Using the records provided below, locate and copy each line that contains the word "with".

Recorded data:
[start]

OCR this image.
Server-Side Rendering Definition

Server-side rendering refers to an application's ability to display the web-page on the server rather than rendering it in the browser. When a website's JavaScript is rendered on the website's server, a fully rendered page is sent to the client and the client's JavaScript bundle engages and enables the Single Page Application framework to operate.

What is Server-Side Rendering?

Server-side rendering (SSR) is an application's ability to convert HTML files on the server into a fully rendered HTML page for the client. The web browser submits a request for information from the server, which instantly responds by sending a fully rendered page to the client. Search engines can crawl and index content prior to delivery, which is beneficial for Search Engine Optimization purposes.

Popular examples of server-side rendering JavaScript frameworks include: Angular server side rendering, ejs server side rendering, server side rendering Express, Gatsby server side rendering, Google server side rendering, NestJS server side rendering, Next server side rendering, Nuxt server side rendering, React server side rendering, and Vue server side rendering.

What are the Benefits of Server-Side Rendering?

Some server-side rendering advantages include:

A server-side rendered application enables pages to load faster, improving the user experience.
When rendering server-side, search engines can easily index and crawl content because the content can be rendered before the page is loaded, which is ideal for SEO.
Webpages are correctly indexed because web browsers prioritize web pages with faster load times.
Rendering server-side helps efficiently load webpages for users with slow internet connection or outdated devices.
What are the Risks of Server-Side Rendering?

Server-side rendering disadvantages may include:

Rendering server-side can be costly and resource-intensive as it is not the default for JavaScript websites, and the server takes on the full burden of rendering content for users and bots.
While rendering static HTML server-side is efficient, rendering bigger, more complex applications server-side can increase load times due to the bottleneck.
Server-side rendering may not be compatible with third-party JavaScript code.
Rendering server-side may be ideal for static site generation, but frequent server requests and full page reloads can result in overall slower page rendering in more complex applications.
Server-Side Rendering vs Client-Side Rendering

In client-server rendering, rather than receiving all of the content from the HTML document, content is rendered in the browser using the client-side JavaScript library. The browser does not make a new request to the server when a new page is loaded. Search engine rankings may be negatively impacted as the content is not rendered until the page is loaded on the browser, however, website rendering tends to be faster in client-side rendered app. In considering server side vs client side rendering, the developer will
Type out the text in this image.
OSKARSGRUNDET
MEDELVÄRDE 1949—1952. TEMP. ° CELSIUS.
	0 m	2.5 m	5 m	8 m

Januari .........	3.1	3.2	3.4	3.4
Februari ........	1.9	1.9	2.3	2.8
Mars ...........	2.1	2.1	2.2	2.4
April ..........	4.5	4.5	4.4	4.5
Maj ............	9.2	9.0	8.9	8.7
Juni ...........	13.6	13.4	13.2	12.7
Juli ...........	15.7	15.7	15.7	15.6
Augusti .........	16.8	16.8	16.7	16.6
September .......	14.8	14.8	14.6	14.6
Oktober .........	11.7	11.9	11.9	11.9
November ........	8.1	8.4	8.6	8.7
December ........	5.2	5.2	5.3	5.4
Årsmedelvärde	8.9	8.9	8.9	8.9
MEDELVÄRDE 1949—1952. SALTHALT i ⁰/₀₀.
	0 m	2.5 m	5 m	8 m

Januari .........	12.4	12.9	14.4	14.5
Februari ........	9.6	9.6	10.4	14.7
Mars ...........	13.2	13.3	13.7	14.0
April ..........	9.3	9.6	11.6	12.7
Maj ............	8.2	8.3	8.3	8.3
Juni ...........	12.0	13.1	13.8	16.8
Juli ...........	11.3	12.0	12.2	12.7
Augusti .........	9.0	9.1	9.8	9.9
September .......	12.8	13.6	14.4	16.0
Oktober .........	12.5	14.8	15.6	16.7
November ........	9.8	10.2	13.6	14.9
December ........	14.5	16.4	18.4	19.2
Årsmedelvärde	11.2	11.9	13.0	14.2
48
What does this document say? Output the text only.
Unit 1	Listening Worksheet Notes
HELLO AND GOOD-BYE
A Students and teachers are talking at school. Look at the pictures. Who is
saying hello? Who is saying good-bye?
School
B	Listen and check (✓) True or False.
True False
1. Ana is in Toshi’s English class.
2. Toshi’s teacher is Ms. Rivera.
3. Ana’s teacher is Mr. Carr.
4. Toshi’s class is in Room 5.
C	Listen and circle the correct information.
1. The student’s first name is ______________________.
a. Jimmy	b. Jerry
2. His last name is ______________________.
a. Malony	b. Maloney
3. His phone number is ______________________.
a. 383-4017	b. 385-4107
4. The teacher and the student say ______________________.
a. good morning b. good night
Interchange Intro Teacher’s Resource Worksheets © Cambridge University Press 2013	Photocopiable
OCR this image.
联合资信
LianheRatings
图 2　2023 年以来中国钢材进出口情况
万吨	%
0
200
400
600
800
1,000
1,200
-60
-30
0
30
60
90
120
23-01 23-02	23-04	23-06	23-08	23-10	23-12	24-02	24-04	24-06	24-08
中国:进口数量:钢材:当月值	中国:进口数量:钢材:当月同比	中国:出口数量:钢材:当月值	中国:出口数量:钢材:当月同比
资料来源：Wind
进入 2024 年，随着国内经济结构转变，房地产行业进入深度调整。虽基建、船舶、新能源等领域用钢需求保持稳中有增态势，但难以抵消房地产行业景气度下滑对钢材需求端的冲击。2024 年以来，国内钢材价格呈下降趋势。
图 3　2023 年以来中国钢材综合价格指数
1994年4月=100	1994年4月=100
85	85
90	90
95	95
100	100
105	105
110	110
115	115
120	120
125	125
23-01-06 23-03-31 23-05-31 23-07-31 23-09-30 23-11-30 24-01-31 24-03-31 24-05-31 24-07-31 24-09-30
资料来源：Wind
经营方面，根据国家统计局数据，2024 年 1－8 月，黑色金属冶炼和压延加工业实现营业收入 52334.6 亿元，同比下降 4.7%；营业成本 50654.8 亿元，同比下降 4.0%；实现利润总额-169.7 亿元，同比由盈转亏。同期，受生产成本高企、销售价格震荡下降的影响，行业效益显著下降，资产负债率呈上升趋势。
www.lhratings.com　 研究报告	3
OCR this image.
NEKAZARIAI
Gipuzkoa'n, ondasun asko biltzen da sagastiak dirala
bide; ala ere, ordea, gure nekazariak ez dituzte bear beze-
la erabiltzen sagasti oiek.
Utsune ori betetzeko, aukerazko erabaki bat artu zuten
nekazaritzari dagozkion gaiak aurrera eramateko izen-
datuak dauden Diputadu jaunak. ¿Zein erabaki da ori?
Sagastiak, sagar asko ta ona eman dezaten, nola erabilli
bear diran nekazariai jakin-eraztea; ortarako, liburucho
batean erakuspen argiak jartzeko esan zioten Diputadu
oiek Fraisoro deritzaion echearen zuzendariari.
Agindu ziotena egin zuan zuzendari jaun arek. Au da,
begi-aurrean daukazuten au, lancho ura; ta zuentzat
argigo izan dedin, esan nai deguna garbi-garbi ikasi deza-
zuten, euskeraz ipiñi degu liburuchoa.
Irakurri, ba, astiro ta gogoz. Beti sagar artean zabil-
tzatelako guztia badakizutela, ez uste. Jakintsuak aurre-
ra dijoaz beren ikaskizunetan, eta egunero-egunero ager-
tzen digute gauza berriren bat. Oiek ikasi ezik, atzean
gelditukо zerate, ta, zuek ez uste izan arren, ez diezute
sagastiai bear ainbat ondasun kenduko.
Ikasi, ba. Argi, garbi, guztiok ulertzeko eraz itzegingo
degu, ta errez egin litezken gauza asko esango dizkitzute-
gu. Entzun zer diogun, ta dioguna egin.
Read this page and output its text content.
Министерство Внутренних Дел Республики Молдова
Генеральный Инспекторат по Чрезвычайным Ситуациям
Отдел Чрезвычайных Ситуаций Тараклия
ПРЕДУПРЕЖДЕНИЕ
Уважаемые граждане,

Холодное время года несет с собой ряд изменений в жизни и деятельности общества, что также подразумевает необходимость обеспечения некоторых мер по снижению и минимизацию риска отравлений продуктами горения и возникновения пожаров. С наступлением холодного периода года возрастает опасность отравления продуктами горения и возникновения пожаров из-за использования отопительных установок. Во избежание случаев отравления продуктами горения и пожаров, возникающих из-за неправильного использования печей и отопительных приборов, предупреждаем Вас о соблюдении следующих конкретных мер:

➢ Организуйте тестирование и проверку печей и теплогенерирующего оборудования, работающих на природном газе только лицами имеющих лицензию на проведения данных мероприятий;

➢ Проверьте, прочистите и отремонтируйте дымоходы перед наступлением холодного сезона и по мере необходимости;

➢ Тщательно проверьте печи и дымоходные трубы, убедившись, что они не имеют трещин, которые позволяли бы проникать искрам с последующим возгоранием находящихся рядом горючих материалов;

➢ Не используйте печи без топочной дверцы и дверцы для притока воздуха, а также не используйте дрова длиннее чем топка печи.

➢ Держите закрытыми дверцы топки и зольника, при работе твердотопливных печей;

[end]

* Correct output *
Webpages are correctly indexed because web browsers prioritize web pages with faster load times.
Rendering server-side helps efficiently load webpages for users with slow internet connection or outdated devices.
Server-side rendering may not be compatible with third-party JavaScript code.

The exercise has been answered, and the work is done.